» TASK PROMPT: Transcribe the whole listing without a single picture.
• • • • •
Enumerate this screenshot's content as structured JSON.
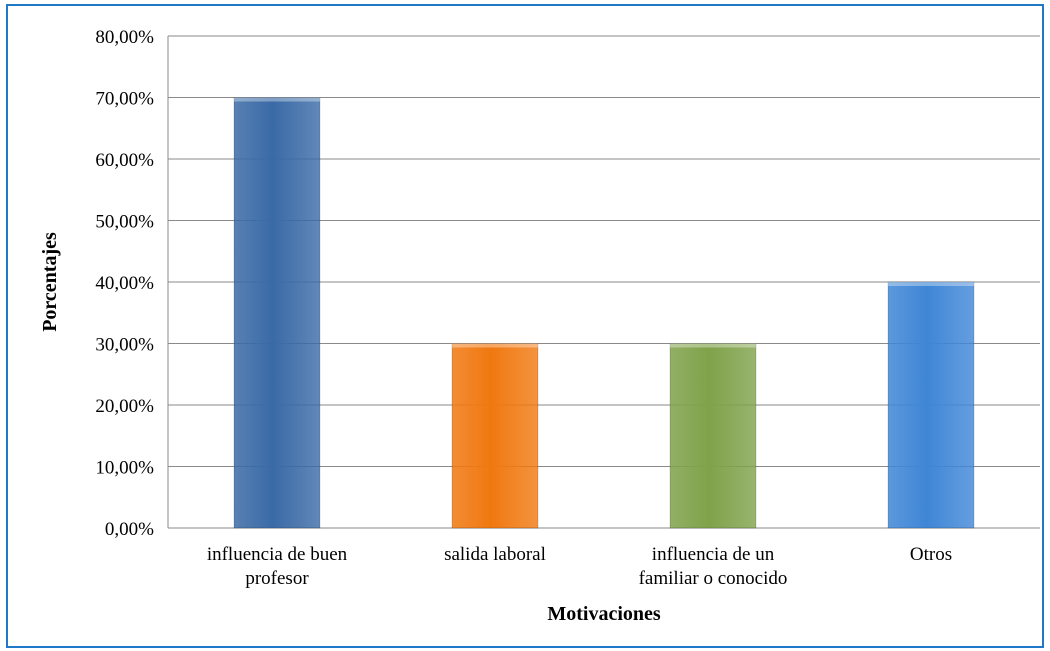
{
  "chart_data": {
    "type": "bar",
    "categories": [
      [
        "influencia de buen",
        "profesor"
      ],
      [
        "salida laboral"
      ],
      [
        "influencia de un",
        "familiar o conocido"
      ],
      [
        "Otros"
      ]
    ],
    "values": [
      70,
      30,
      30,
      40
    ],
    "colors": [
      "#3a6aa6",
      "#f07810",
      "#7fa24a",
      "#3f86d6"
    ],
    "yticks": [
      "0,00%",
      "10,00%",
      "20,00%",
      "30,00%",
      "40,00%",
      "50,00%",
      "60,00%",
      "70,00%",
      "80,00%"
    ],
    "ylim": [
      0,
      80
    ],
    "ylabel": "Porcentajes",
    "xlabel": "Motivaciones",
    "grid": true,
    "legend": false
  }
}
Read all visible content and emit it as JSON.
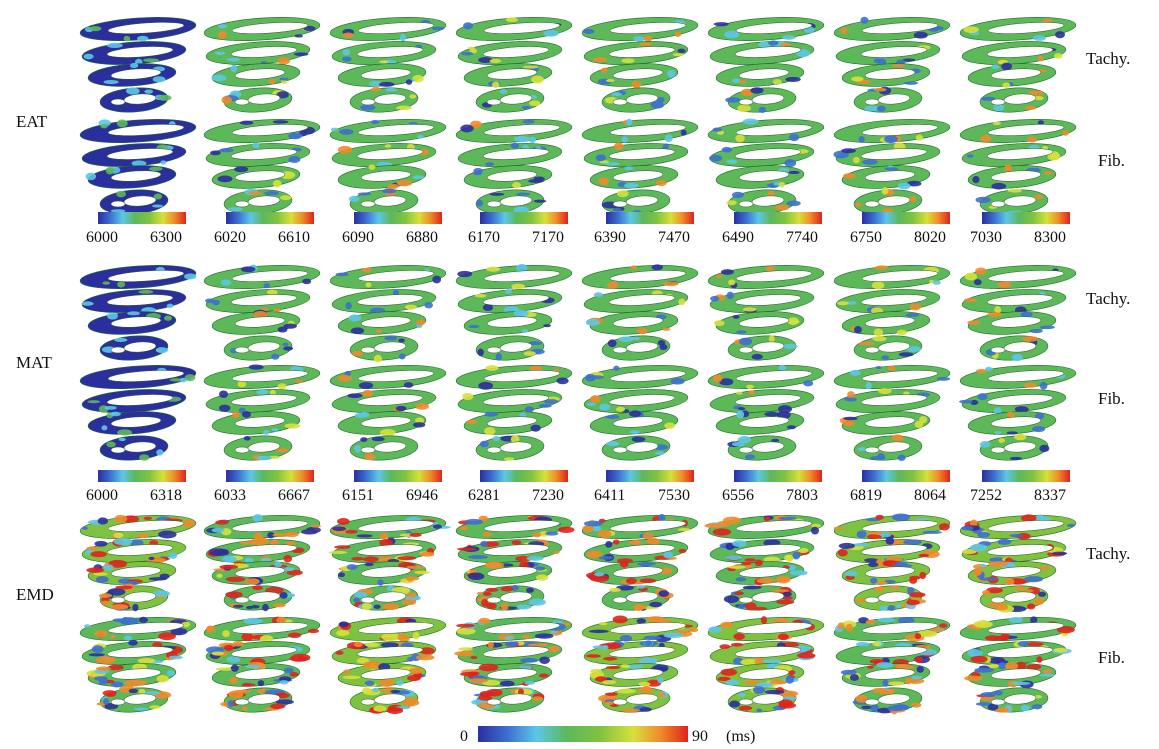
• • • • •
» RESPONSE TO THIS TASK:
Enumerate this screenshot's content as structured JSON.
{
  "chart_data": {
    "type": "bar",
    "categories": [
      [
        "influencia de buen",
        "profesor"
      ],
      [
        "salida laboral"
      ],
      [
        "influencia de un",
        "familiar o conocido"
      ],
      [
        "Otros"
      ]
    ],
    "values": [
      70,
      30,
      30,
      40
    ],
    "colors": [
      "#3a6aa6",
      "#f07810",
      "#7fa24a",
      "#3f86d6"
    ],
    "yticks": [
      "0,00%",
      "10,00%",
      "20,00%",
      "30,00%",
      "40,00%",
      "50,00%",
      "60,00%",
      "70,00%",
      "80,00%"
    ],
    "ylim": [
      0,
      80
    ],
    "ylabel": "Porcentajes",
    "xlabel": "Motivaciones",
    "grid": true,
    "legend": false
  }
}
Read all visible content and emit it as JSON.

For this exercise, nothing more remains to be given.